**What you should do:** Retype every line of the records below without changing anything, and leave the pictures out of your copy.

**Dataset:**
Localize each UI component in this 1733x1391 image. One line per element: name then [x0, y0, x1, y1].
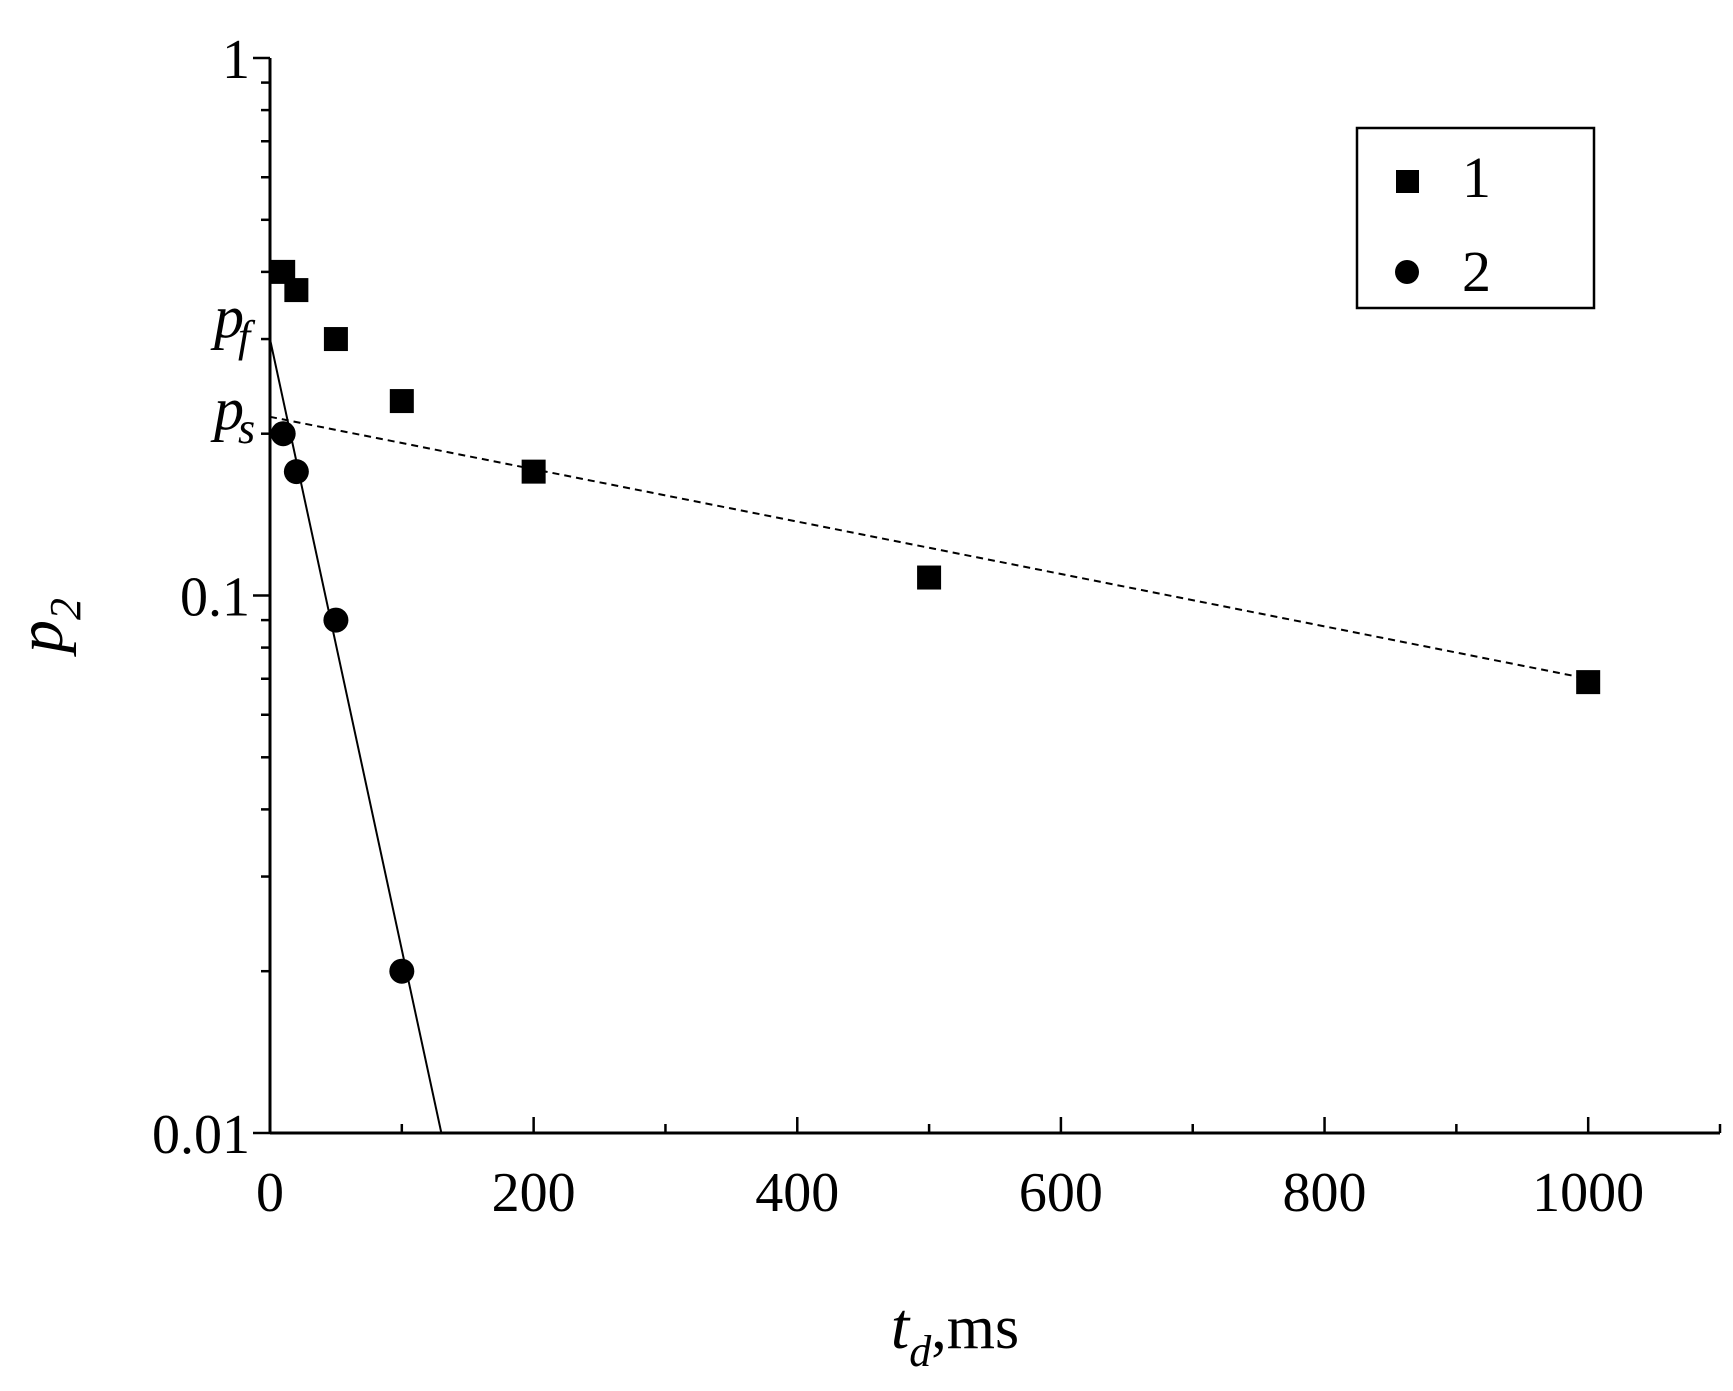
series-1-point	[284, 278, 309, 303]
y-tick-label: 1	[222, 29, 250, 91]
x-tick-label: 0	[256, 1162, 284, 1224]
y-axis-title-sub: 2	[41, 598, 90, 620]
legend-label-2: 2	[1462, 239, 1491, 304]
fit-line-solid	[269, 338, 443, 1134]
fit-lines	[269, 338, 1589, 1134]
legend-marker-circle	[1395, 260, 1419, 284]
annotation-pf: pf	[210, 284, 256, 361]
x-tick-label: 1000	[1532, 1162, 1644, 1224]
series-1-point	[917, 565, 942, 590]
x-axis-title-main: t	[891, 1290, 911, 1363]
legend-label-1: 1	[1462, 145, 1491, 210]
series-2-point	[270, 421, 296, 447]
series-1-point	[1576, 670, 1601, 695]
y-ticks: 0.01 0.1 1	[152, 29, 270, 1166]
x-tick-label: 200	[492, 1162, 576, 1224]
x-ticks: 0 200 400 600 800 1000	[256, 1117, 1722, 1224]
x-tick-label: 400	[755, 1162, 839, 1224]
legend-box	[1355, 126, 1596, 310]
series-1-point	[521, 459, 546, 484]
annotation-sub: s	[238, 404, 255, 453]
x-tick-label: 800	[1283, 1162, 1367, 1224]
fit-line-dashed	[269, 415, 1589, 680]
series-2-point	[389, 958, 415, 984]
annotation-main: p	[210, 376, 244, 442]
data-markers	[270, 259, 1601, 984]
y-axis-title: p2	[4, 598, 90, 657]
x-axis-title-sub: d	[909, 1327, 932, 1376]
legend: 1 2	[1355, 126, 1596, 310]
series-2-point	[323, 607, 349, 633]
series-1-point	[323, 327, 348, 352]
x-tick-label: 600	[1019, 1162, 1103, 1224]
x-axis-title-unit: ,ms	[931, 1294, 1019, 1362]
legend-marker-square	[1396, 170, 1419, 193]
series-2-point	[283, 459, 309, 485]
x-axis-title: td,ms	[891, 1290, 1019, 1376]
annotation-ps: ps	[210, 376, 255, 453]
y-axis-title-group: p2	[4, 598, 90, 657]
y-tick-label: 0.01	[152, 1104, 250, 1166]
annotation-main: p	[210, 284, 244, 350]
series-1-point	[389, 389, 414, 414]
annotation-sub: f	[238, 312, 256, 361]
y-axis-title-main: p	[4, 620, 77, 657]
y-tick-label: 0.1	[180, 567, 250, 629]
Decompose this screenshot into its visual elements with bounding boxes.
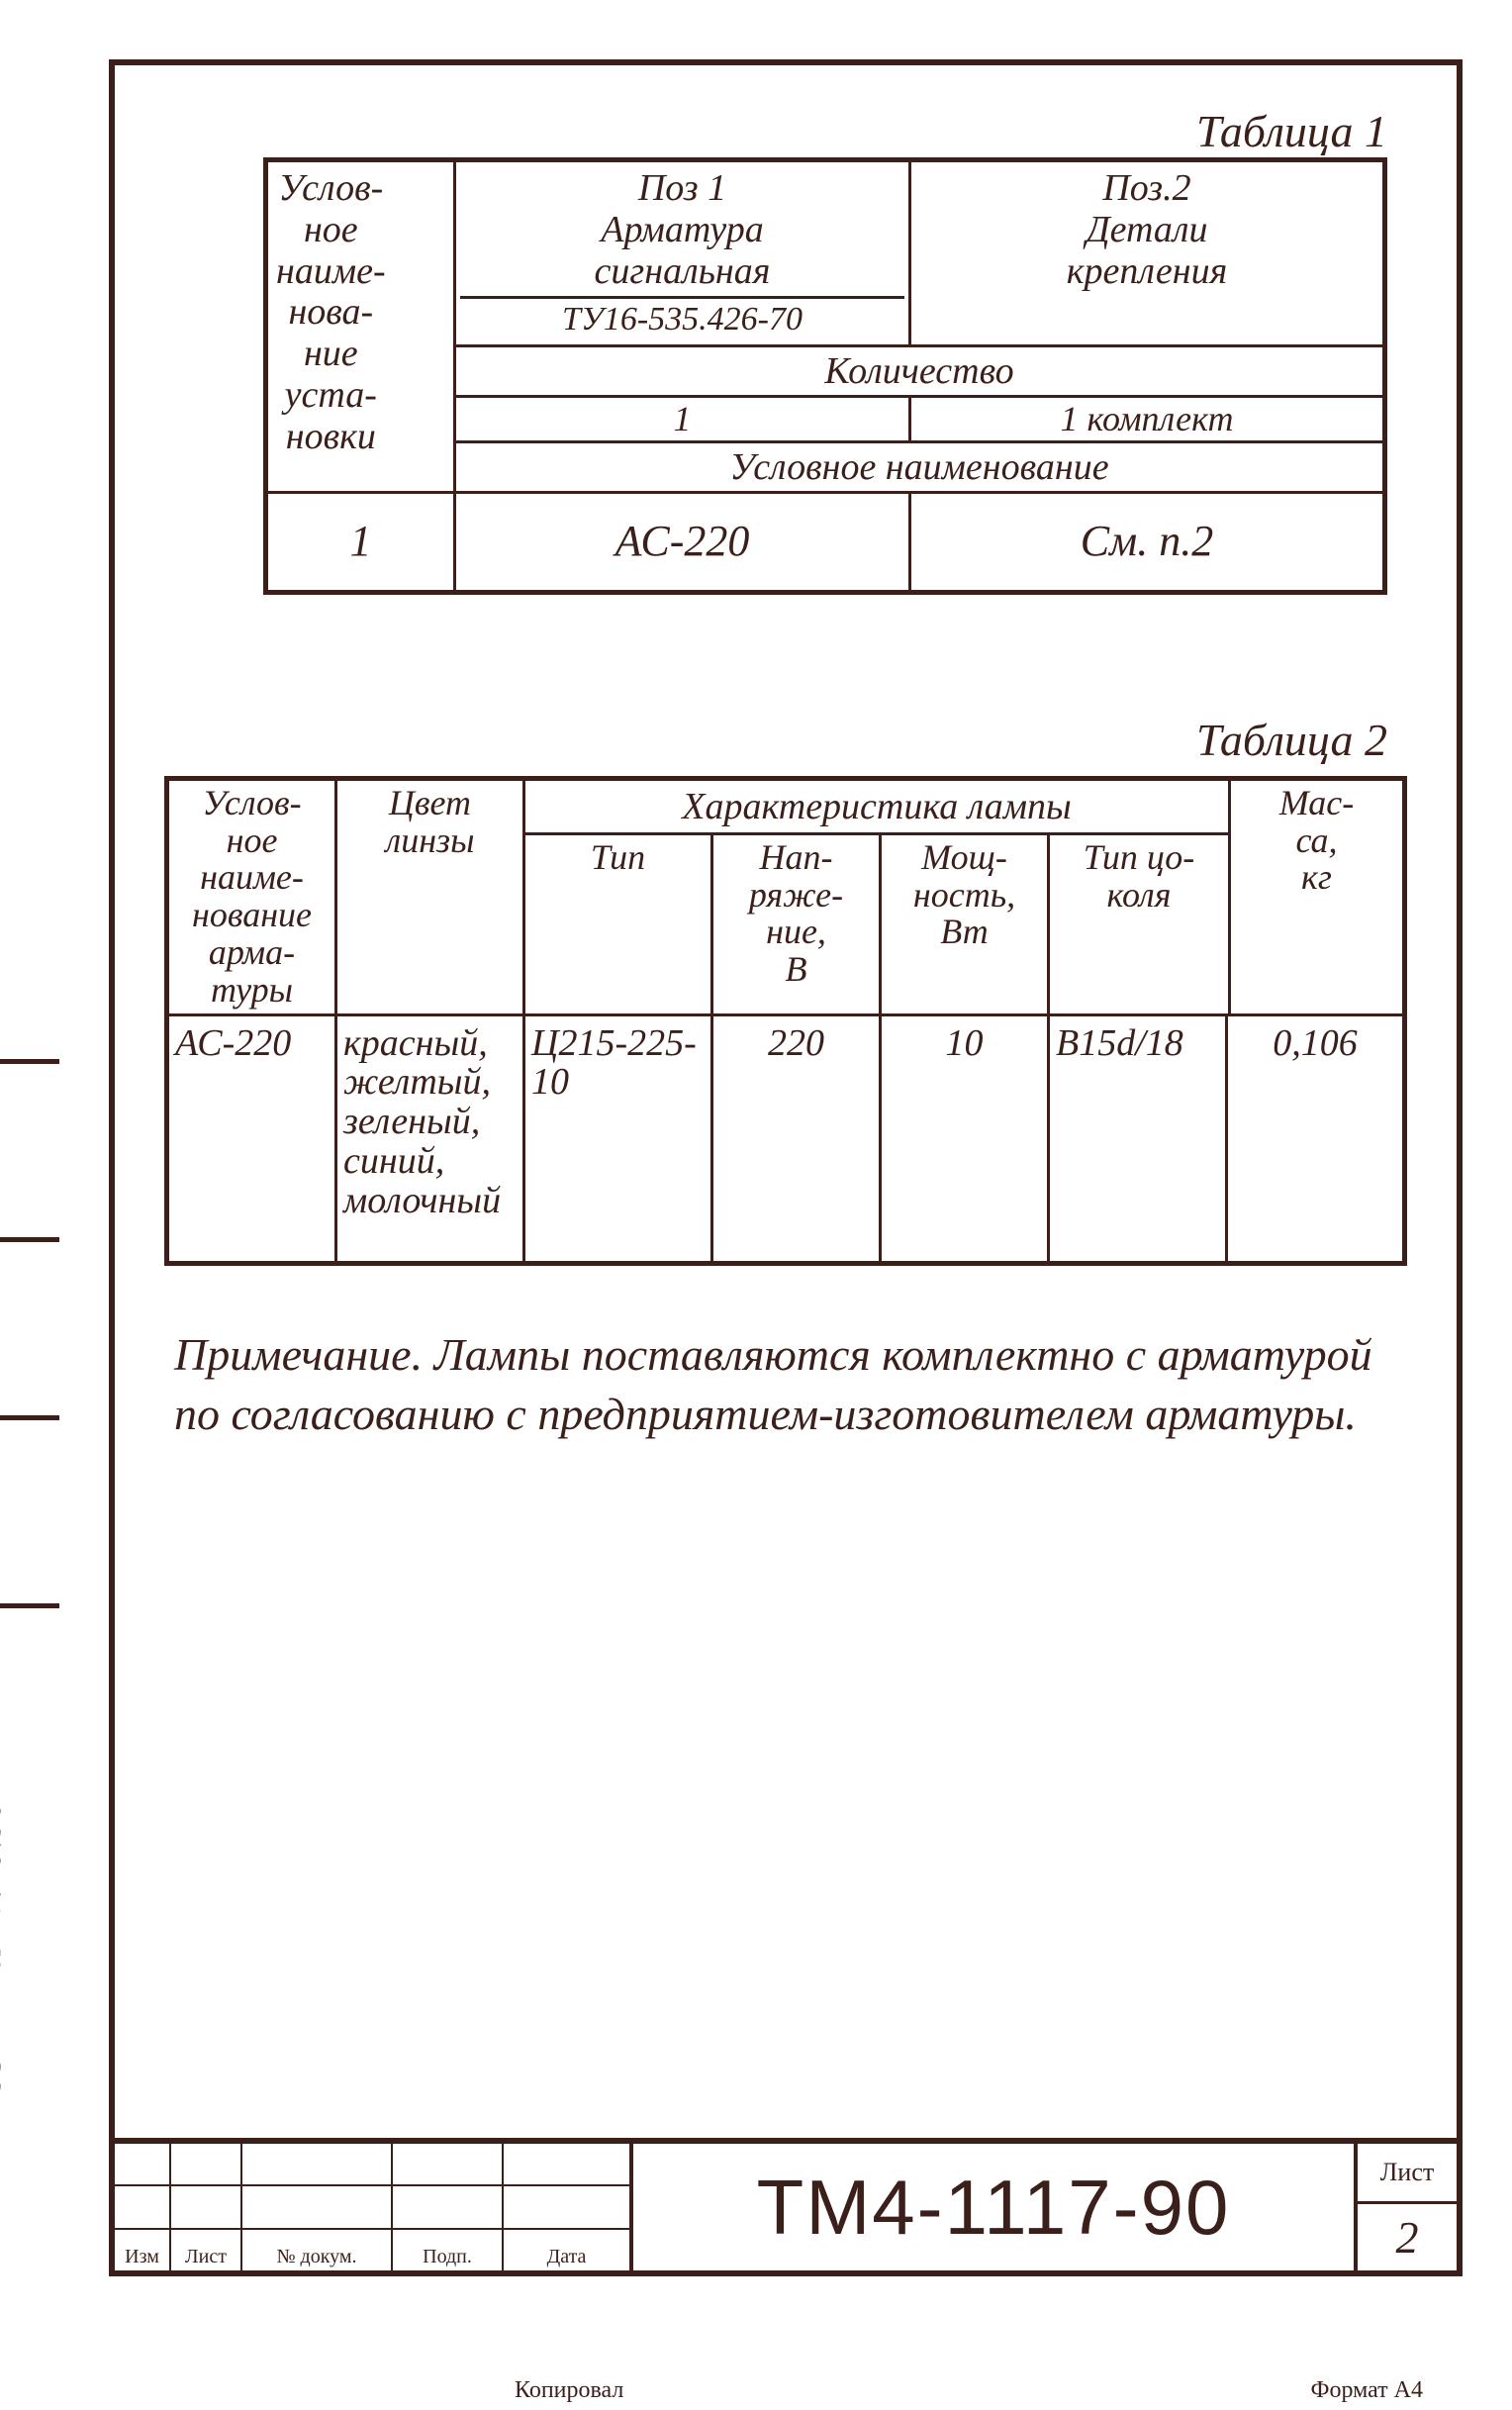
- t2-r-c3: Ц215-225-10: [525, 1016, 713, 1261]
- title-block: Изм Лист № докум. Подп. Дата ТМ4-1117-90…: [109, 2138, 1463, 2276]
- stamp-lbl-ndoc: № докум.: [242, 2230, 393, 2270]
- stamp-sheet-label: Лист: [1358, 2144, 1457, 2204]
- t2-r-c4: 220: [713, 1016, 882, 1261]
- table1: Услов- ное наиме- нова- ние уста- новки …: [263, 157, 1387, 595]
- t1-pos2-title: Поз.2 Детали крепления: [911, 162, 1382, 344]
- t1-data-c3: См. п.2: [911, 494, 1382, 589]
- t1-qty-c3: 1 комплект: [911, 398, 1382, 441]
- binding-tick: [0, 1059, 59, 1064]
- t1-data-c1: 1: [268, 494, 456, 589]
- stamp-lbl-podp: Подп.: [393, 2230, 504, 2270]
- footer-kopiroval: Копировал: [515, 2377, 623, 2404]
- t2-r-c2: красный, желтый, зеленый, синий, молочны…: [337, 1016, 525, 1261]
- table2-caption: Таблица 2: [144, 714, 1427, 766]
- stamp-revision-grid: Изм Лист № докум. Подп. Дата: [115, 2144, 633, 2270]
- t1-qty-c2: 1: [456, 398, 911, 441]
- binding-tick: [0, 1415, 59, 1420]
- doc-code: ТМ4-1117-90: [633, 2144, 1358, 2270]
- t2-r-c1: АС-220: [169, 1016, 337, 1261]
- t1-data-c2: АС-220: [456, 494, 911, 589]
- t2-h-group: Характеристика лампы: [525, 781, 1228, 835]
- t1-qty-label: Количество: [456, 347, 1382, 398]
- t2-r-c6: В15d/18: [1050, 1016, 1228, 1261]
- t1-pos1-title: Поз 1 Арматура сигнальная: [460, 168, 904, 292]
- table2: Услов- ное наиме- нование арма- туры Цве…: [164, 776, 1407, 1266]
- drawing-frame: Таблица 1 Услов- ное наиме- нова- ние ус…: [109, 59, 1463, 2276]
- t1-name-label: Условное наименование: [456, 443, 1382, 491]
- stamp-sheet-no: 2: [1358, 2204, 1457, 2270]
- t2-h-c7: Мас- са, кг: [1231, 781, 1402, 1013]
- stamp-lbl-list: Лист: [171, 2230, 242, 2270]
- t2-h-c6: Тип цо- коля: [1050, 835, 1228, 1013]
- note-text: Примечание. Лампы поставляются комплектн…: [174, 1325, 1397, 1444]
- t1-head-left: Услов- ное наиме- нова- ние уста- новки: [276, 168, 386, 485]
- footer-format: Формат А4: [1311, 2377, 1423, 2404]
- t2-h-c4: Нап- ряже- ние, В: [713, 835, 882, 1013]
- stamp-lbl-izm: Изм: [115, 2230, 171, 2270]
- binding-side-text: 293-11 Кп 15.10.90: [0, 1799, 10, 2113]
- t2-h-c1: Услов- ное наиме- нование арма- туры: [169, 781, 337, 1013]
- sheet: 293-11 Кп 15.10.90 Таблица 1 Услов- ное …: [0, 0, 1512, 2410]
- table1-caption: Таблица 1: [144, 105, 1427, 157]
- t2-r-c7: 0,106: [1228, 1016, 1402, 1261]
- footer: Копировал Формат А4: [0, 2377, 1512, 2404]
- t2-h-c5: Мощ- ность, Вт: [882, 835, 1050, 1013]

**Full answer:**
Localize each UI component in this 1733x1391 image. One line per element: name then [x0, y0, x1, y1].
series-1-point	[284, 278, 309, 303]
y-tick-label: 1	[222, 29, 250, 91]
x-tick-label: 0	[256, 1162, 284, 1224]
y-axis-title-sub: 2	[41, 598, 90, 620]
legend-label-2: 2	[1462, 239, 1491, 304]
fit-line-solid	[269, 338, 443, 1134]
fit-lines	[269, 338, 1589, 1134]
legend-marker-circle	[1395, 260, 1419, 284]
annotation-pf: pf	[210, 284, 256, 361]
x-tick-label: 1000	[1532, 1162, 1644, 1224]
series-1-point	[917, 565, 942, 590]
x-axis-title-main: t	[891, 1290, 911, 1363]
legend-label-1: 1	[1462, 145, 1491, 210]
series-2-point	[270, 421, 296, 447]
series-1-point	[1576, 670, 1601, 695]
y-ticks: 0.01 0.1 1	[152, 29, 270, 1166]
x-tick-label: 200	[492, 1162, 576, 1224]
x-ticks: 0 200 400 600 800 1000	[256, 1117, 1722, 1224]
x-tick-label: 400	[755, 1162, 839, 1224]
legend-box	[1355, 126, 1596, 310]
series-1-point	[521, 459, 546, 484]
annotation-sub: s	[238, 404, 255, 453]
x-tick-label: 800	[1283, 1162, 1367, 1224]
fit-line-dashed	[269, 415, 1589, 680]
series-2-point	[389, 958, 415, 984]
annotation-main: p	[210, 376, 244, 442]
data-markers	[270, 259, 1601, 984]
y-axis-title: p2	[4, 598, 90, 657]
x-axis-title-sub: d	[909, 1327, 932, 1376]
legend: 1 2	[1355, 126, 1596, 310]
series-2-point	[323, 607, 349, 633]
series-1-point	[323, 327, 348, 352]
x-tick-label: 600	[1019, 1162, 1103, 1224]
x-axis-title-unit: ,ms	[931, 1294, 1019, 1362]
legend-marker-square	[1396, 170, 1419, 193]
series-2-point	[283, 459, 309, 485]
x-axis-title: td,ms	[891, 1290, 1019, 1376]
annotation-ps: ps	[210, 376, 255, 453]
y-axis-title-group: p2	[4, 598, 90, 657]
y-tick-label: 0.01	[152, 1104, 250, 1166]
annotation-main: p	[210, 284, 244, 350]
series-1-point	[389, 389, 414, 414]
annotation-sub: f	[238, 312, 256, 361]
y-axis-title-main: p	[4, 620, 77, 657]
y-tick-label: 0.1	[180, 567, 250, 629]
Decompose this screenshot into its visual elements with bounding boxes.
- t2-r-c3: Ц215-225-10: [525, 1016, 713, 1261]
- title-block: Изм Лист № докум. Подп. Дата ТМ4-1117-90…: [109, 2138, 1463, 2276]
- stamp-lbl-ndoc: № докум.: [242, 2230, 393, 2270]
- stamp-sheet-label: Лист: [1358, 2144, 1457, 2204]
- t2-r-c4: 220: [713, 1016, 882, 1261]
- table1: Услов- ное наиме- нова- ние уста- новки …: [263, 157, 1387, 595]
- t1-pos2-title: Поз.2 Детали крепления: [911, 162, 1382, 344]
- t1-data-c3: См. п.2: [911, 494, 1382, 589]
- t1-qty-c3: 1 комплект: [911, 398, 1382, 441]
- binding-tick: [0, 1059, 59, 1064]
- t1-data-c1: 1: [268, 494, 456, 589]
- stamp-lbl-podp: Подп.: [393, 2230, 504, 2270]
- footer-kopiroval: Копировал: [515, 2377, 623, 2404]
- t2-r-c2: красный, желтый, зеленый, синий, молочны…: [337, 1016, 525, 1261]
- table2-caption: Таблица 2: [144, 714, 1427, 766]
- stamp-revision-grid: Изм Лист № докум. Подп. Дата: [115, 2144, 633, 2270]
- t1-qty-c2: 1: [456, 398, 911, 441]
- binding-tick: [0, 1415, 59, 1420]
- doc-code: ТМ4-1117-90: [633, 2144, 1358, 2270]
- t2-r-c1: АС-220: [169, 1016, 337, 1261]
- t1-data-c2: АС-220: [456, 494, 911, 589]
- t2-h-group: Характеристика лампы: [525, 781, 1228, 835]
- t1-qty-label: Количество: [456, 347, 1382, 398]
- t2-r-c6: В15d/18: [1050, 1016, 1228, 1261]
- t1-pos1-title: Поз 1 Арматура сигнальная: [460, 168, 904, 292]
- table2: Услов- ное наиме- нование арма- туры Цве…: [164, 776, 1407, 1266]
- drawing-frame: Таблица 1 Услов- ное наиме- нова- ние ус…: [109, 59, 1463, 2276]
- t1-name-label: Условное наименование: [456, 443, 1382, 491]
- stamp-sheet-no: 2: [1358, 2204, 1457, 2270]
- t2-h-c7: Мас- са, кг: [1231, 781, 1402, 1013]
- stamp-lbl-list: Лист: [171, 2230, 242, 2270]
- t2-h-c6: Тип цо- коля: [1050, 835, 1228, 1013]
- note-text: Примечание. Лампы поставляются комплектн…: [174, 1325, 1397, 1444]
- t1-head-left: Услов- ное наиме- нова- ние уста- новки: [276, 168, 386, 485]
- footer-format: Формат А4: [1311, 2377, 1423, 2404]
- t2-h-c4: Нап- ряже- ние, В: [713, 835, 882, 1013]
- stamp-lbl-izm: Изм: [115, 2230, 171, 2270]
- binding-side-text: 293-11 Кп 15.10.90: [0, 1799, 10, 2113]
- t2-h-c1: Услов- ное наиме- нование арма- туры: [169, 781, 337, 1013]
- sheet: 293-11 Кп 15.10.90 Таблица 1 Услов- ное …: [0, 0, 1512, 2410]
- table1-caption: Таблица 1: [144, 105, 1427, 157]
- t2-r-c7: 0,106: [1228, 1016, 1402, 1261]
- footer: Копировал Формат А4: [0, 2377, 1512, 2404]
- t2-h-c5: Мощ- ность, Вт: [882, 835, 1050, 1013]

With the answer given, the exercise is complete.